Exactly as written, please set down all of the entries again, with no pictures.

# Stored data
━━━━━━
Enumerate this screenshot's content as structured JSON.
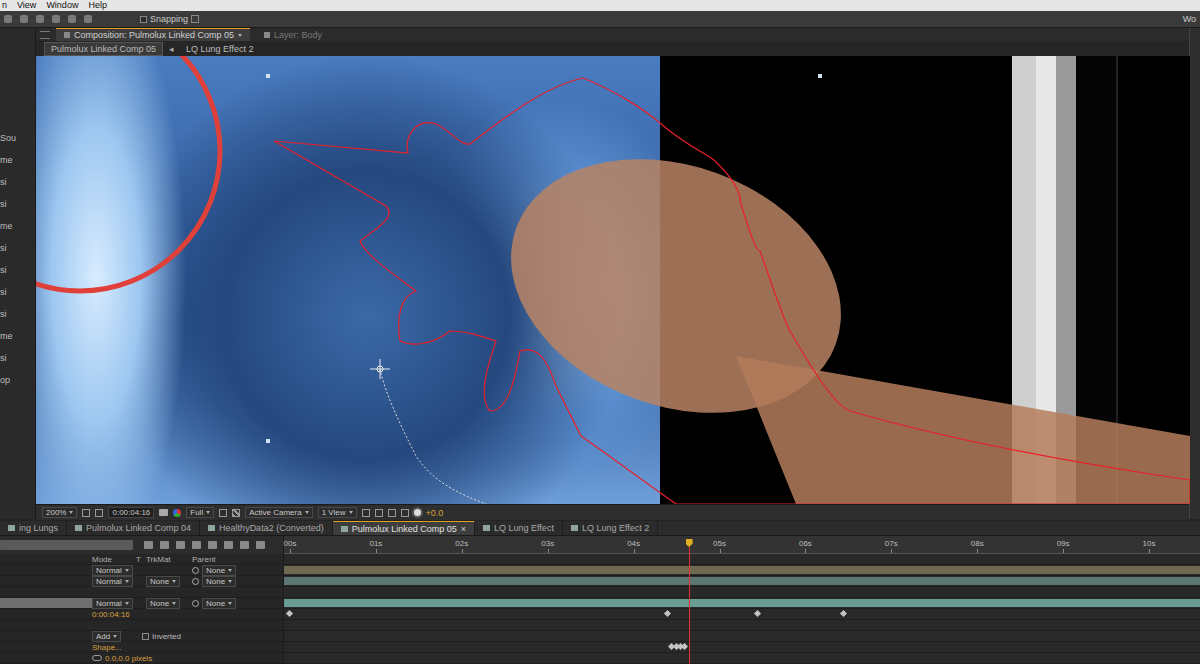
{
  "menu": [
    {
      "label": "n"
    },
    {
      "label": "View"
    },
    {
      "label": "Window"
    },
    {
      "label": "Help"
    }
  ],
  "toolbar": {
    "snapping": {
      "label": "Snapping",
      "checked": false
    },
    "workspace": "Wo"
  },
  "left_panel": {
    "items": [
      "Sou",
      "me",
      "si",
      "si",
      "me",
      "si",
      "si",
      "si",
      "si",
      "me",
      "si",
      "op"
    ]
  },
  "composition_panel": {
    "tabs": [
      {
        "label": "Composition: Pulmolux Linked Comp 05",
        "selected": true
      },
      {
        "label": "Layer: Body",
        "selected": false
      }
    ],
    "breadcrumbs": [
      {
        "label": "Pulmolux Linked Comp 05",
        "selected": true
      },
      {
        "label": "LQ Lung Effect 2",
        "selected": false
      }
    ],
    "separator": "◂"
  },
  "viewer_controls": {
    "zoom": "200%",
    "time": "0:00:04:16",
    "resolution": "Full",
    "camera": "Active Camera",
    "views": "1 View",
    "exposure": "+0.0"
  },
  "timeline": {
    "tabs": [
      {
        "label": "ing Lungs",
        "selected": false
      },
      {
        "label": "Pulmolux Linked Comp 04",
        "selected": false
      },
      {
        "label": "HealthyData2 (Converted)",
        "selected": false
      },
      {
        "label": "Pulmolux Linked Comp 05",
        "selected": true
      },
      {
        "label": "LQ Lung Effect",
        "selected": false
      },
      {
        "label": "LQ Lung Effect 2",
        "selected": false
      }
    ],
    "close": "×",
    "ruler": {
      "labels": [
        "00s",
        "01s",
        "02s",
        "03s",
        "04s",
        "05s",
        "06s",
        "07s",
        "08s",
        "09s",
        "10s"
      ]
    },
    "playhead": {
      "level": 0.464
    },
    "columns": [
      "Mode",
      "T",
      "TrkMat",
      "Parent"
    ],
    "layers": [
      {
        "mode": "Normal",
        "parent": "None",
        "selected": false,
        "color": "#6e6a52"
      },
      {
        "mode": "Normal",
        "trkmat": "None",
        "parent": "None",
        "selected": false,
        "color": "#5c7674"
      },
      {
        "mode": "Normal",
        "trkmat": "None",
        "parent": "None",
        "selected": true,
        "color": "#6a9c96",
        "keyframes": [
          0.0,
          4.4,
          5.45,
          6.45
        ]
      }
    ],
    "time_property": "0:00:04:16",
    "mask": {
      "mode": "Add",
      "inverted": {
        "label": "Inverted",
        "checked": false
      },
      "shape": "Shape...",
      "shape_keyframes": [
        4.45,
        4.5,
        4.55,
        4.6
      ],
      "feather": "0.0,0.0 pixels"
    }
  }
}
━━━━━━
# WRITTEN ANSWER
Enumerate this screenshot's content as structured JSON.
{
  "menu": [
    {
      "label": "n"
    },
    {
      "label": "View"
    },
    {
      "label": "Window"
    },
    {
      "label": "Help"
    }
  ],
  "toolbar": {
    "snapping": {
      "label": "Snapping",
      "checked": false
    },
    "workspace": "Wo"
  },
  "left_panel": {
    "items": [
      "Sou",
      "me",
      "si",
      "si",
      "me",
      "si",
      "si",
      "si",
      "si",
      "me",
      "si",
      "op"
    ]
  },
  "composition_panel": {
    "tabs": [
      {
        "label": "Composition: Pulmolux Linked Comp 05",
        "selected": true
      },
      {
        "label": "Layer: Body",
        "selected": false
      }
    ],
    "breadcrumbs": [
      {
        "label": "Pulmolux Linked Comp 05",
        "selected": true
      },
      {
        "label": "LQ Lung Effect 2",
        "selected": false
      }
    ],
    "separator": "◂"
  },
  "viewer_controls": {
    "zoom": "200%",
    "time": "0:00:04:16",
    "resolution": "Full",
    "camera": "Active Camera",
    "views": "1 View",
    "exposure": "+0.0"
  },
  "timeline": {
    "tabs": [
      {
        "label": "ing Lungs",
        "selected": false
      },
      {
        "label": "Pulmolux Linked Comp 04",
        "selected": false
      },
      {
        "label": "HealthyData2 (Converted)",
        "selected": false
      },
      {
        "label": "Pulmolux Linked Comp 05",
        "selected": true
      },
      {
        "label": "LQ Lung Effect",
        "selected": false
      },
      {
        "label": "LQ Lung Effect 2",
        "selected": false
      }
    ],
    "close": "×",
    "ruler": {
      "labels": [
        "00s",
        "01s",
        "02s",
        "03s",
        "04s",
        "05s",
        "06s",
        "07s",
        "08s",
        "09s",
        "10s"
      ]
    },
    "playhead": {
      "level": 0.464
    },
    "columns": [
      "Mode",
      "T",
      "TrkMat",
      "Parent"
    ],
    "layers": [
      {
        "mode": "Normal",
        "parent": "None",
        "selected": false,
        "color": "#6e6a52"
      },
      {
        "mode": "Normal",
        "trkmat": "None",
        "parent": "None",
        "selected": false,
        "color": "#5c7674"
      },
      {
        "mode": "Normal",
        "trkmat": "None",
        "parent": "None",
        "selected": true,
        "color": "#6a9c96",
        "keyframes": [
          0.0,
          4.4,
          5.45,
          6.45
        ]
      }
    ],
    "time_property": "0:00:04:16",
    "mask": {
      "mode": "Add",
      "inverted": {
        "label": "Inverted",
        "checked": false
      },
      "shape": "Shape...",
      "shape_keyframes": [
        4.45,
        4.5,
        4.55,
        4.6
      ],
      "feather": "0.0,0.0 pixels"
    }
  }
}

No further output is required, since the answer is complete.